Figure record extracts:
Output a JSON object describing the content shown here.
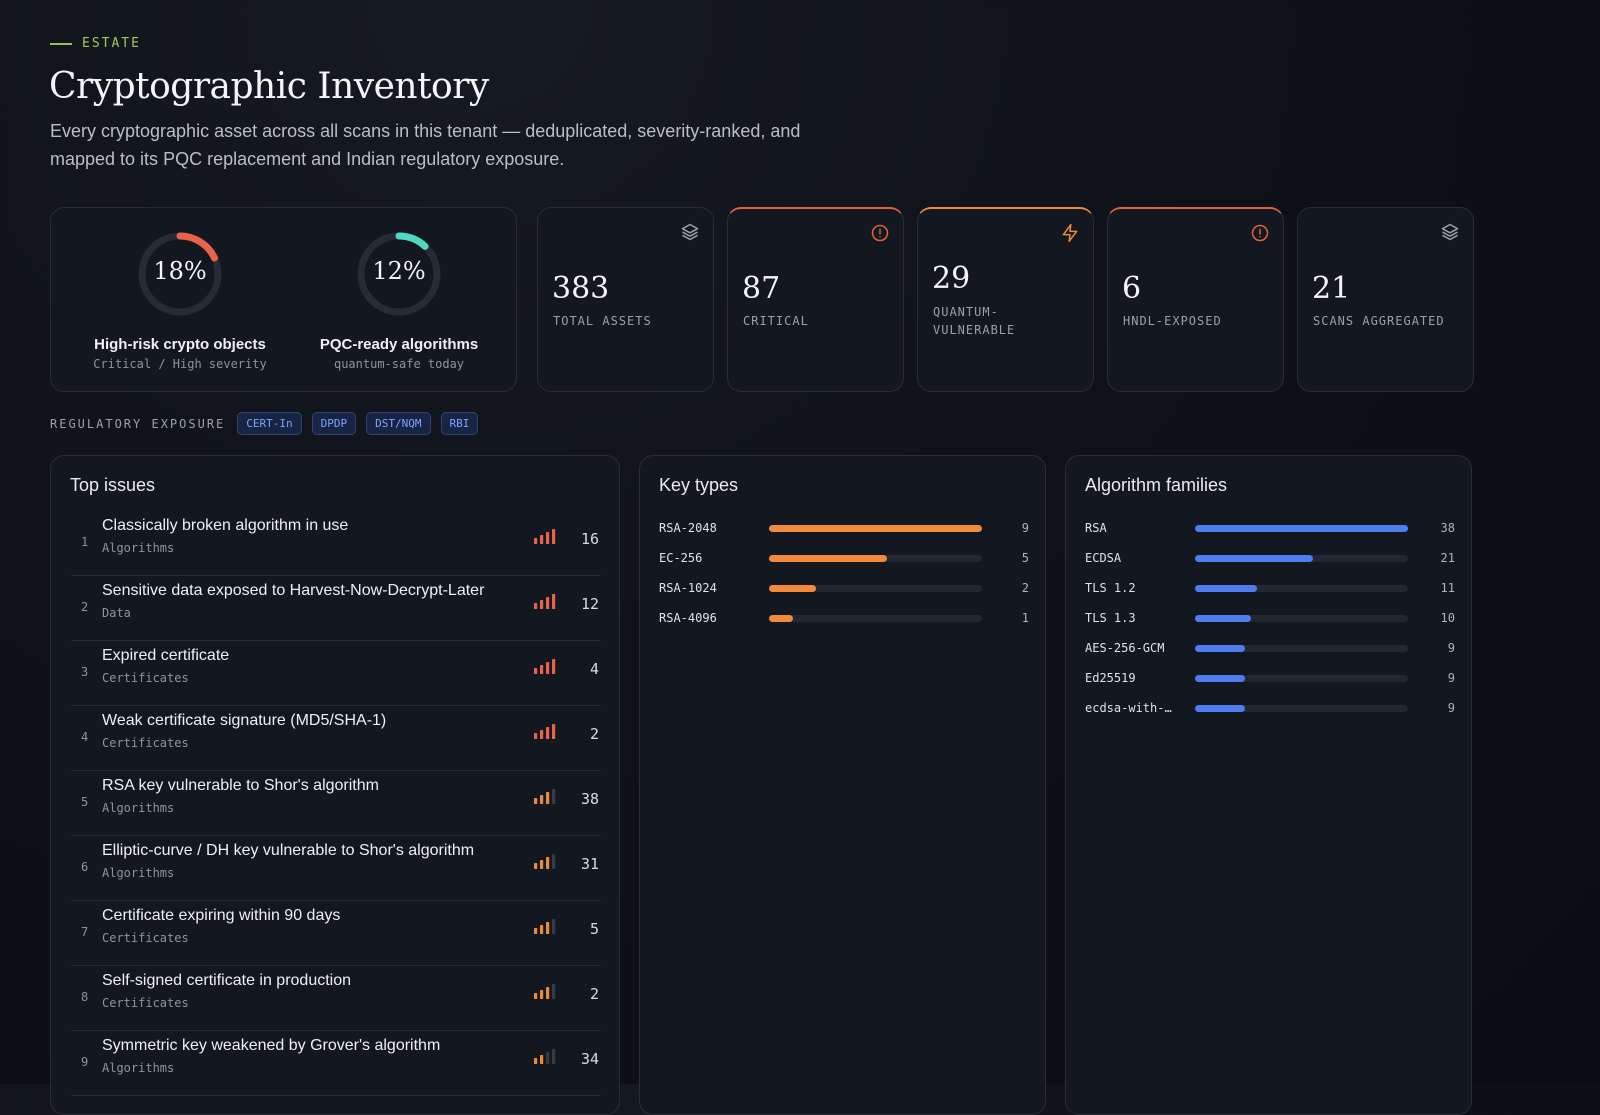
{
  "header": {
    "eyebrow": "ESTATE",
    "title": "Cryptographic Inventory",
    "subtitle": "Every cryptographic asset across all scans in this tenant — deduplicated, severity-ranked, and mapped to its PQC replacement and Indian regulatory exposure."
  },
  "gauges": [
    {
      "percent": "18%",
      "fraction": 0.18,
      "label": "High-risk crypto objects",
      "sub": "Critical / High severity",
      "color": "#e8634a"
    },
    {
      "percent": "12%",
      "fraction": 0.12,
      "label": "PQC-ready algorithms",
      "sub": "quantum-safe today",
      "color": "#4fd8c4"
    }
  ],
  "stats": [
    {
      "value": "383",
      "label": "TOTAL ASSETS",
      "icon": "layers-icon"
    },
    {
      "value": "87",
      "label": "CRITICAL",
      "icon": "alert-circle-icon"
    },
    {
      "value": "29",
      "label": "QUANTUM-VULNERABLE",
      "icon": "lightning-icon"
    },
    {
      "value": "6",
      "label": "HNDL-EXPOSED",
      "icon": "alert-circle-icon"
    },
    {
      "value": "21",
      "label": "SCANS AGGREGATED",
      "icon": "layers-icon"
    }
  ],
  "regulatory": {
    "label": "REGULATORY EXPOSURE",
    "chips": [
      "CERT-In",
      "DPDP",
      "DST/NQM",
      "RBI"
    ]
  },
  "top_issues": {
    "title": "Top issues",
    "items": [
      {
        "rank": "1",
        "title": "Classically broken algorithm in use",
        "category": "Algorithms",
        "count": "16",
        "severity": 4
      },
      {
        "rank": "2",
        "title": "Sensitive data exposed to Harvest-Now-Decrypt-Later",
        "category": "Data",
        "count": "12",
        "severity": 4
      },
      {
        "rank": "3",
        "title": "Expired certificate",
        "category": "Certificates",
        "count": "4",
        "severity": 4
      },
      {
        "rank": "4",
        "title": "Weak certificate signature (MD5/SHA-1)",
        "category": "Certificates",
        "count": "2",
        "severity": 4
      },
      {
        "rank": "5",
        "title": "RSA key vulnerable to Shor's algorithm",
        "category": "Algorithms",
        "count": "38",
        "severity": 3
      },
      {
        "rank": "6",
        "title": "Elliptic-curve / DH key vulnerable to Shor's algorithm",
        "category": "Algorithms",
        "count": "31",
        "severity": 3
      },
      {
        "rank": "7",
        "title": "Certificate expiring within 90 days",
        "category": "Certificates",
        "count": "5",
        "severity": 3
      },
      {
        "rank": "8",
        "title": "Self-signed certificate in production",
        "category": "Certificates",
        "count": "2",
        "severity": 3
      },
      {
        "rank": "9",
        "title": "Symmetric key weakened by Grover's algorithm",
        "category": "Algorithms",
        "count": "34",
        "severity": 2
      }
    ]
  },
  "key_types": {
    "title": "Key types",
    "color": "#f28a3c",
    "max": 9,
    "items": [
      {
        "label": "RSA-2048",
        "value": 9
      },
      {
        "label": "EC-256",
        "value": 5
      },
      {
        "label": "RSA-1024",
        "value": 2
      },
      {
        "label": "RSA-4096",
        "value": 1
      }
    ]
  },
  "algorithm_families": {
    "title": "Algorithm families",
    "color": "#4f7df0",
    "max": 38,
    "items": [
      {
        "label": "RSA",
        "value": 38
      },
      {
        "label": "ECDSA",
        "value": 21
      },
      {
        "label": "TLS 1.2",
        "value": 11
      },
      {
        "label": "TLS 1.3",
        "value": 10
      },
      {
        "label": "AES-256-GCM",
        "value": 9
      },
      {
        "label": "Ed25519",
        "value": 9
      },
      {
        "label": "ecdsa-with-…",
        "value": 9
      }
    ]
  }
}
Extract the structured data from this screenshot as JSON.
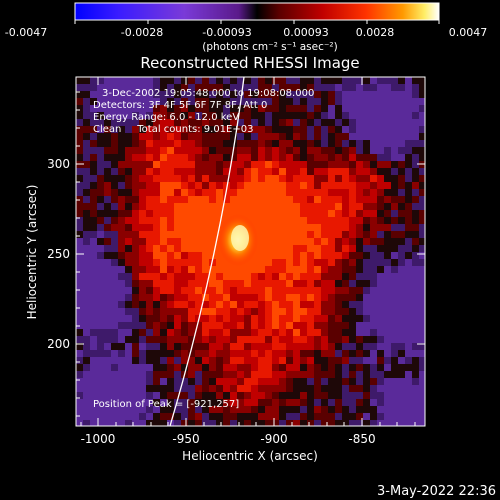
{
  "colorbar": {
    "tick_labels": [
      "-0.0047",
      "-0.0028",
      "-0.00093",
      "0.00093",
      "0.0028",
      "0.0047"
    ],
    "unit_label": "(photons cm⁻² s⁻¹ asec⁻²)"
  },
  "image": {
    "title": "Reconstructed RHESSI Image",
    "time_range": "3-Dec-2002 19:05:48.000 to 19:08:08.000",
    "detectors": "Detectors: 3F 4F 5F 6F 7F 8F, Att 0",
    "energy_range": "Energy Range: 6.0 - 12.0 keV",
    "method_counts": "Clean     Total counts: 9.01E+03",
    "peak_position": "Position of Peak = [-921,257]"
  },
  "axes": {
    "x_label": "Heliocentric X (arcsec)",
    "y_label": "Heliocentric Y (arcsec)",
    "x_ticks": [
      "-1000",
      "-950",
      "-900",
      "-850"
    ],
    "y_ticks": [
      "200",
      "250",
      "300"
    ]
  },
  "footer": {
    "timestamp": "3-May-2022 22:36"
  }
}
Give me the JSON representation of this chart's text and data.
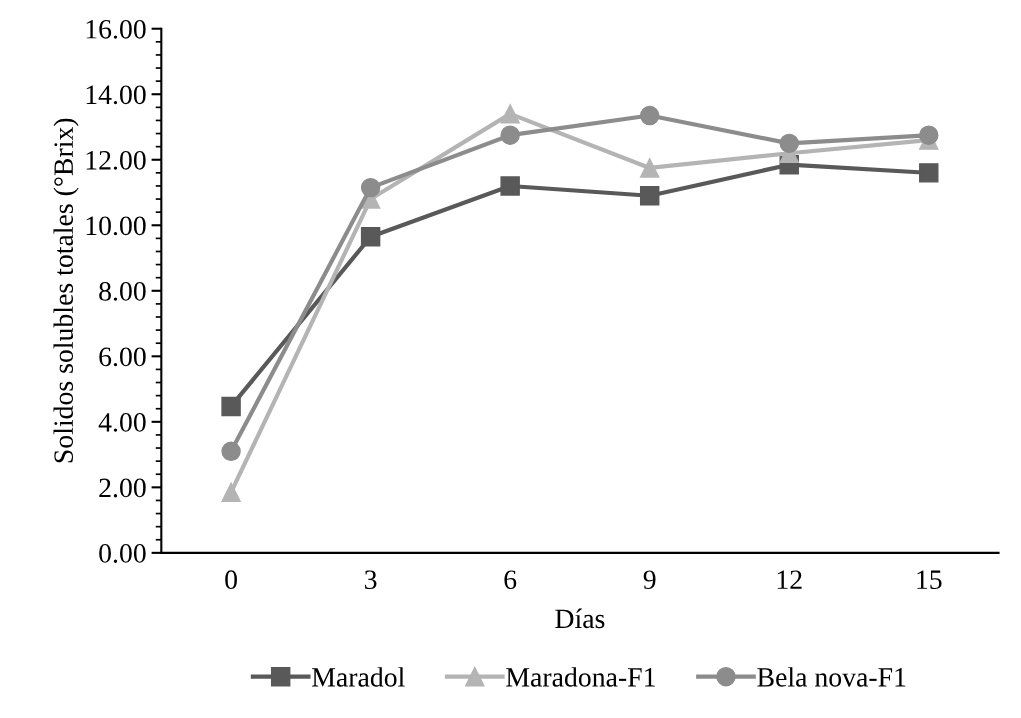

TASK PROMPT —
Give back the entries verbatim. Do not include any picture.

SOLUTION —
Output a JSON object describing the content shown here.
{
  "header": {
    "eyebrow": "ESTATE",
    "title": "Cryptographic Inventory",
    "subtitle": "Every cryptographic asset across all scans in this tenant — deduplicated, severity-ranked, and mapped to its PQC replacement and Indian regulatory exposure."
  },
  "gauges": [
    {
      "percent": "18%",
      "fraction": 0.18,
      "label": "High-risk crypto objects",
      "sub": "Critical / High severity",
      "color": "#e8634a"
    },
    {
      "percent": "12%",
      "fraction": 0.12,
      "label": "PQC-ready algorithms",
      "sub": "quantum-safe today",
      "color": "#4fd8c4"
    }
  ],
  "stats": [
    {
      "value": "383",
      "label": "TOTAL ASSETS",
      "icon": "layers-icon"
    },
    {
      "value": "87",
      "label": "CRITICAL",
      "icon": "alert-circle-icon"
    },
    {
      "value": "29",
      "label": "QUANTUM-VULNERABLE",
      "icon": "lightning-icon"
    },
    {
      "value": "6",
      "label": "HNDL-EXPOSED",
      "icon": "alert-circle-icon"
    },
    {
      "value": "21",
      "label": "SCANS AGGREGATED",
      "icon": "layers-icon"
    }
  ],
  "regulatory": {
    "label": "REGULATORY EXPOSURE",
    "chips": [
      "CERT-In",
      "DPDP",
      "DST/NQM",
      "RBI"
    ]
  },
  "top_issues": {
    "title": "Top issues",
    "items": [
      {
        "rank": "1",
        "title": "Classically broken algorithm in use",
        "category": "Algorithms",
        "count": "16",
        "severity": 4
      },
      {
        "rank": "2",
        "title": "Sensitive data exposed to Harvest-Now-Decrypt-Later",
        "category": "Data",
        "count": "12",
        "severity": 4
      },
      {
        "rank": "3",
        "title": "Expired certificate",
        "category": "Certificates",
        "count": "4",
        "severity": 4
      },
      {
        "rank": "4",
        "title": "Weak certificate signature (MD5/SHA-1)",
        "category": "Certificates",
        "count": "2",
        "severity": 4
      },
      {
        "rank": "5",
        "title": "RSA key vulnerable to Shor's algorithm",
        "category": "Algorithms",
        "count": "38",
        "severity": 3
      },
      {
        "rank": "6",
        "title": "Elliptic-curve / DH key vulnerable to Shor's algorithm",
        "category": "Algorithms",
        "count": "31",
        "severity": 3
      },
      {
        "rank": "7",
        "title": "Certificate expiring within 90 days",
        "category": "Certificates",
        "count": "5",
        "severity": 3
      },
      {
        "rank": "8",
        "title": "Self-signed certificate in production",
        "category": "Certificates",
        "count": "2",
        "severity": 3
      },
      {
        "rank": "9",
        "title": "Symmetric key weakened by Grover's algorithm",
        "category": "Algorithms",
        "count": "34",
        "severity": 2
      }
    ]
  },
  "key_types": {
    "title": "Key types",
    "color": "#f28a3c",
    "max": 9,
    "items": [
      {
        "label": "RSA-2048",
        "value": 9
      },
      {
        "label": "EC-256",
        "value": 5
      },
      {
        "label": "RSA-1024",
        "value": 2
      },
      {
        "label": "RSA-4096",
        "value": 1
      }
    ]
  },
  "algorithm_families": {
    "title": "Algorithm families",
    "color": "#4f7df0",
    "max": 38,
    "items": [
      {
        "label": "RSA",
        "value": 38
      },
      {
        "label": "ECDSA",
        "value": 21
      },
      {
        "label": "TLS 1.2",
        "value": 11
      },
      {
        "label": "TLS 1.3",
        "value": 10
      },
      {
        "label": "AES-256-GCM",
        "value": 9
      },
      {
        "label": "Ed25519",
        "value": 9
      },
      {
        "label": "ecdsa-with-…",
        "value": 9
      }
    ]
  }
}
Extract the structured data from this screenshot as JSON.
{
  "colorbar": {
    "tick_labels": [
      "-0.0047",
      "-0.0028",
      "-0.00093",
      "0.00093",
      "0.0028",
      "0.0047"
    ],
    "unit_label": "(photons cm⁻² s⁻¹ asec⁻²)"
  },
  "image": {
    "title": "Reconstructed RHESSI Image",
    "time_range": "3-Dec-2002 19:05:48.000 to 19:08:08.000",
    "detectors": "Detectors: 3F 4F 5F 6F 7F 8F, Att 0",
    "energy_range": "Energy Range: 6.0 - 12.0 keV",
    "method_counts": "Clean     Total counts: 9.01E+03",
    "peak_position": "Position of Peak = [-921,257]"
  },
  "axes": {
    "x_label": "Heliocentric X (arcsec)",
    "y_label": "Heliocentric Y (arcsec)",
    "x_ticks": [
      "-1000",
      "-950",
      "-900",
      "-850"
    ],
    "y_ticks": [
      "200",
      "250",
      "300"
    ]
  },
  "footer": {
    "timestamp": "3-May-2022 22:36"
  }
}
Give me the JSON representation of this chart's text and data.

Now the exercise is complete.